■ **What is needed**
Collect each line containing "name".

==================================================

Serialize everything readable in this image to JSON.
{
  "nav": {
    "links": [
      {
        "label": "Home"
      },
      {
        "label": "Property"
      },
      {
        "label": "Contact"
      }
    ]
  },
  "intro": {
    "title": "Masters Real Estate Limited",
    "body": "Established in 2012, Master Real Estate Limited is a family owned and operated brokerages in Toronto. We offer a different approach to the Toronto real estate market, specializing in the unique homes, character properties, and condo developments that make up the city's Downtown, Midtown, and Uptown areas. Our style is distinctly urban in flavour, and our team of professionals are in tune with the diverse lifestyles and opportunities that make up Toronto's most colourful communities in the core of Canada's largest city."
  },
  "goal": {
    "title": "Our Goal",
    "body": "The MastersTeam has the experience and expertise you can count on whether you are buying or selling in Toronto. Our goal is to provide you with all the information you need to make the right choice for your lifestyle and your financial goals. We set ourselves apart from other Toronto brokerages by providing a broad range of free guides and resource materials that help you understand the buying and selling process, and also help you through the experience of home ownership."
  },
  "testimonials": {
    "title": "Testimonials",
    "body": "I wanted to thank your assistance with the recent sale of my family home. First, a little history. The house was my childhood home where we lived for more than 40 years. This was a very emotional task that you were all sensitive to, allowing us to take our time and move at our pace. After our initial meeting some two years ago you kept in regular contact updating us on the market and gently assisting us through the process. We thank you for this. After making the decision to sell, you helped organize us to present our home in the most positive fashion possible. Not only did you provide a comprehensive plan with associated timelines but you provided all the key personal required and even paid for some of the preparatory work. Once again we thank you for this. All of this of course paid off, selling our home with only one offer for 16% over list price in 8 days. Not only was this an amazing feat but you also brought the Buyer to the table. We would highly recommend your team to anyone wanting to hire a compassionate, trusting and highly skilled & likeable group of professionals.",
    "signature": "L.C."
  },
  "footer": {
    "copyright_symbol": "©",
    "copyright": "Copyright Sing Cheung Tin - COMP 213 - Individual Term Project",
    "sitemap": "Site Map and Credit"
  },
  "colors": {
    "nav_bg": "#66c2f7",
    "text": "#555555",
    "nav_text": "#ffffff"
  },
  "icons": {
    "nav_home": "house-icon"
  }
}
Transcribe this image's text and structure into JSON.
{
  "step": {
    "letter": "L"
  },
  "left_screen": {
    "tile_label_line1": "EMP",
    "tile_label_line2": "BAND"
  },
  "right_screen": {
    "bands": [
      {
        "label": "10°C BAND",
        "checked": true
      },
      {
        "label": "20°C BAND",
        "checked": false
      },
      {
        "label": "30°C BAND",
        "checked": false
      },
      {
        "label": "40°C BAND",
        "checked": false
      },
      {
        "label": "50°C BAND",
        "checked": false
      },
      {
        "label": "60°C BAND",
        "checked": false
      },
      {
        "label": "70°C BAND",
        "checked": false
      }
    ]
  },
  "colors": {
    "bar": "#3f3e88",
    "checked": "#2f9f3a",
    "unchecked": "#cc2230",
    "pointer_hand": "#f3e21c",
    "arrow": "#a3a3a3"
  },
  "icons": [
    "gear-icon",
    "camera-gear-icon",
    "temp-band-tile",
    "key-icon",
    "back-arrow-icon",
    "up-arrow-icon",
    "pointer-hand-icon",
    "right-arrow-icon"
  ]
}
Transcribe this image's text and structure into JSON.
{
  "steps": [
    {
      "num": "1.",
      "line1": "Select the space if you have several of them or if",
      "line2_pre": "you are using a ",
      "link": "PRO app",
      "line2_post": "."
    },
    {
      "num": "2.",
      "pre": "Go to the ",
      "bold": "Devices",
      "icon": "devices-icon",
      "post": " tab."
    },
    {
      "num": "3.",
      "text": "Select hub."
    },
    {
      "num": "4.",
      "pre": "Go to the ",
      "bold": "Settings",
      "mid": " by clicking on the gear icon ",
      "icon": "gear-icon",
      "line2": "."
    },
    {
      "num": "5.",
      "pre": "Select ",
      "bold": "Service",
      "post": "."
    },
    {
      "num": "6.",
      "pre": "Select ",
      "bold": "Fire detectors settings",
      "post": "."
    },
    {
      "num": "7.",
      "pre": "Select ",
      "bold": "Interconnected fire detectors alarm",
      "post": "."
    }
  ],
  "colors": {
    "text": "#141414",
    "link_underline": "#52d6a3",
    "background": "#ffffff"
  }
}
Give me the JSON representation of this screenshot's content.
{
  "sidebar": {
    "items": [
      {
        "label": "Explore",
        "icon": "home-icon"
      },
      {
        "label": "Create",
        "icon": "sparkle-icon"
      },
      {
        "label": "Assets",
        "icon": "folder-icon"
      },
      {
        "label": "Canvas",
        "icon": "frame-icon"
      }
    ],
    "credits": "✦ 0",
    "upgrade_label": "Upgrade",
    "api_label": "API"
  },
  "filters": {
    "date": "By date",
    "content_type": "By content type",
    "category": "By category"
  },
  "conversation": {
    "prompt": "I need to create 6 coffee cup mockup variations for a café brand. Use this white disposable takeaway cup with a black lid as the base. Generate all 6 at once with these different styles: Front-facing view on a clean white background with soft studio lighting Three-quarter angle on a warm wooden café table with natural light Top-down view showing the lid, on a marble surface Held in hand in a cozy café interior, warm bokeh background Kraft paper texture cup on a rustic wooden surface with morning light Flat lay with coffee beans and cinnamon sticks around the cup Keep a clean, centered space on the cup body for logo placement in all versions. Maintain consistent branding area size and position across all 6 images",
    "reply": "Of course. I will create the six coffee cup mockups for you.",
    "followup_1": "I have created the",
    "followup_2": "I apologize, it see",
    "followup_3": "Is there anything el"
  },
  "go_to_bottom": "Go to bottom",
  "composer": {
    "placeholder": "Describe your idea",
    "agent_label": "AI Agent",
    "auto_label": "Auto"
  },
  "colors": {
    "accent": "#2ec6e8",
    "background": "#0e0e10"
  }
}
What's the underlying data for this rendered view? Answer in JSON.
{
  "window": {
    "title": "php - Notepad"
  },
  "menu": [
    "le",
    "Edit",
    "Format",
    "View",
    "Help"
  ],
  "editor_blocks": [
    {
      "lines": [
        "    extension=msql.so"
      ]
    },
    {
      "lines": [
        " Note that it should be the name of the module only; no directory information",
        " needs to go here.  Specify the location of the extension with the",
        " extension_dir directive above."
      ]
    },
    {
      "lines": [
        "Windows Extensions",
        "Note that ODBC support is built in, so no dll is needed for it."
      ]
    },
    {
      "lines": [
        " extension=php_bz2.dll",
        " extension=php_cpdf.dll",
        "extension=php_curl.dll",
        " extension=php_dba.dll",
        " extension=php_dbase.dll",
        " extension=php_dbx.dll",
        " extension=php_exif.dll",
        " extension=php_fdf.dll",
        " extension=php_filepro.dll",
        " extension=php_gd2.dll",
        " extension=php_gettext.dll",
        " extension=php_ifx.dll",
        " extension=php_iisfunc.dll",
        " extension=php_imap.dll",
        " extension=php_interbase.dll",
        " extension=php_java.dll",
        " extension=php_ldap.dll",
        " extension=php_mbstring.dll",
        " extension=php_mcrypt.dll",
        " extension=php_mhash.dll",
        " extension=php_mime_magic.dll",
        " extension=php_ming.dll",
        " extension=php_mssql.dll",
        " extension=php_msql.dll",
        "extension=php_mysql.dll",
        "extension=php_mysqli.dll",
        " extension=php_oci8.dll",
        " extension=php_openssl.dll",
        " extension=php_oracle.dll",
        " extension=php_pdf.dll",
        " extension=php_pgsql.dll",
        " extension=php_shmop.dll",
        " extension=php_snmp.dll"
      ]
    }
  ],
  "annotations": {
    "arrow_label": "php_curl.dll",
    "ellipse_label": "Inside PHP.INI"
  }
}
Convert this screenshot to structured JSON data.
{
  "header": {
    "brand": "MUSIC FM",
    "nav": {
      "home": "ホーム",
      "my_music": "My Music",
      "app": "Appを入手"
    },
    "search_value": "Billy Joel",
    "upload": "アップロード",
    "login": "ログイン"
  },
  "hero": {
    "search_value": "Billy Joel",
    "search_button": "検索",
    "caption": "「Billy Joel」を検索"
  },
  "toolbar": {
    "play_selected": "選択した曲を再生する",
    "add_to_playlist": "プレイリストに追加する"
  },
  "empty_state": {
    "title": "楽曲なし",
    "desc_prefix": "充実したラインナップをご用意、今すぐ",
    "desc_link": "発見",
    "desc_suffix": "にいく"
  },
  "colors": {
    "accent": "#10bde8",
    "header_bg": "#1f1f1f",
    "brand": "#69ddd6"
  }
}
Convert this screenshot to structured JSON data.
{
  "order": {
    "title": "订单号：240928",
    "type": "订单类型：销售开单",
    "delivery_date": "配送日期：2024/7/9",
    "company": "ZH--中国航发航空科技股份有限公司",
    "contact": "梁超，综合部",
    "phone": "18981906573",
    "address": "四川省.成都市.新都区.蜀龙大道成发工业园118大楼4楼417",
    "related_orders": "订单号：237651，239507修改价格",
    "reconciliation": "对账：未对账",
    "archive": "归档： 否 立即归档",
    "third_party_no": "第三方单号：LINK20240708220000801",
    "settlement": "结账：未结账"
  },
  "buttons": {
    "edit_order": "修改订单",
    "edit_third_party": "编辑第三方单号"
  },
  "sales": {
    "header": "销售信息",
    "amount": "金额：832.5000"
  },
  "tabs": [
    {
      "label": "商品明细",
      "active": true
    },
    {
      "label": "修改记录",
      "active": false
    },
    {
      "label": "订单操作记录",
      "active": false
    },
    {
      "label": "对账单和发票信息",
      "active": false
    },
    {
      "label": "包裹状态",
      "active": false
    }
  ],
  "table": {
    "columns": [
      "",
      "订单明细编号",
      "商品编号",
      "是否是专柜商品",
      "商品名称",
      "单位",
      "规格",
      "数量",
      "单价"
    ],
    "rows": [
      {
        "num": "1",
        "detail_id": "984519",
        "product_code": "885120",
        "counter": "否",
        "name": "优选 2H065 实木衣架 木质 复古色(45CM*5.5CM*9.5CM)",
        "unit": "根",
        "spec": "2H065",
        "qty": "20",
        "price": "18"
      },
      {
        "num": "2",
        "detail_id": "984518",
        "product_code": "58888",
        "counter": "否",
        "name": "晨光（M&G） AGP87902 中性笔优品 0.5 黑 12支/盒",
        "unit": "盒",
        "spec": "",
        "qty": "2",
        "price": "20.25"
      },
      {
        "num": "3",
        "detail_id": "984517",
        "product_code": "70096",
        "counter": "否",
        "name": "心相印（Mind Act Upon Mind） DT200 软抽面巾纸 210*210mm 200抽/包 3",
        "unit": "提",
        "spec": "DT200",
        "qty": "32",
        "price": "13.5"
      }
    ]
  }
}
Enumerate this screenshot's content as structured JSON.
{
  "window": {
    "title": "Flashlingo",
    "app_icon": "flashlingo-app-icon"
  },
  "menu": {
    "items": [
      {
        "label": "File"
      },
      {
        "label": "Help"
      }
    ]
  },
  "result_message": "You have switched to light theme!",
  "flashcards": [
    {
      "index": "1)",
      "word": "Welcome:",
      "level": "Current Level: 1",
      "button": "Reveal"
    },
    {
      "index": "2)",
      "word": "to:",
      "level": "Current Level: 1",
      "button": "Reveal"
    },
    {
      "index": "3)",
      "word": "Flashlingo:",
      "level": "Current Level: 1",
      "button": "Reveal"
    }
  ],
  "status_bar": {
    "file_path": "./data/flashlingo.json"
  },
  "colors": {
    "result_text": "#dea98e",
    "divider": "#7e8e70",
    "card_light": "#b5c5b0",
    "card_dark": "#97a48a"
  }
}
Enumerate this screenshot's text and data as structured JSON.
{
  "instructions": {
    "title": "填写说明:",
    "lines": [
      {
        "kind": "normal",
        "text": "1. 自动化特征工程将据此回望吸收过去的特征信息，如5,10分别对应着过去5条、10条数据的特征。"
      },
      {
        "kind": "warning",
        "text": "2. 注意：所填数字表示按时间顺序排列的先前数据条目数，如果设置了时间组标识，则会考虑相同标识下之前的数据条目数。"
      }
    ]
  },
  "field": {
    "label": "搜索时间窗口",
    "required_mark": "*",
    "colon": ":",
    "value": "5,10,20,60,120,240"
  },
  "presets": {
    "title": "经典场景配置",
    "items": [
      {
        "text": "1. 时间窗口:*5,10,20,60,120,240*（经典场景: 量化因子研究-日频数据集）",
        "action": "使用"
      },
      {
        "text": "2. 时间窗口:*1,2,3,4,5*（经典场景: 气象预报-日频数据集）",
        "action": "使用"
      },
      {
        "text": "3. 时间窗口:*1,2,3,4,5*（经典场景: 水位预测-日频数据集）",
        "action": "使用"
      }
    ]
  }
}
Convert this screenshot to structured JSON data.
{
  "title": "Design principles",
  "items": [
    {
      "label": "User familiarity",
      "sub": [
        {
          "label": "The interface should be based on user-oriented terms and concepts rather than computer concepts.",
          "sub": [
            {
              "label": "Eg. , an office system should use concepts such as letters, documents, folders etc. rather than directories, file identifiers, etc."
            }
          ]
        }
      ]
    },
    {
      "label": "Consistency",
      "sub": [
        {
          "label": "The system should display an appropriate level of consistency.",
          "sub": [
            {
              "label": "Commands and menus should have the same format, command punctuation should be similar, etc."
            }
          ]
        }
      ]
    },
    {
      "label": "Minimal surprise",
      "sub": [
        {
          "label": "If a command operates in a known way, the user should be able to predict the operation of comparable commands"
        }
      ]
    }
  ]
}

==================================================

■ **Solution to this task**
        " Note that it should be the name of the module only; no directory information",
        "name": "优选 2H065 实木衣架 木质 复古色(45CM*5.5CM*9.5CM)",
        "name": "晨光（M&G） AGP87902 中性笔优品 0.5 黑 12支/盒",
        "name": "心相印（Mind Act Upon Mind） DT200 软抽面巾纸 210*210mm 200抽/包 3",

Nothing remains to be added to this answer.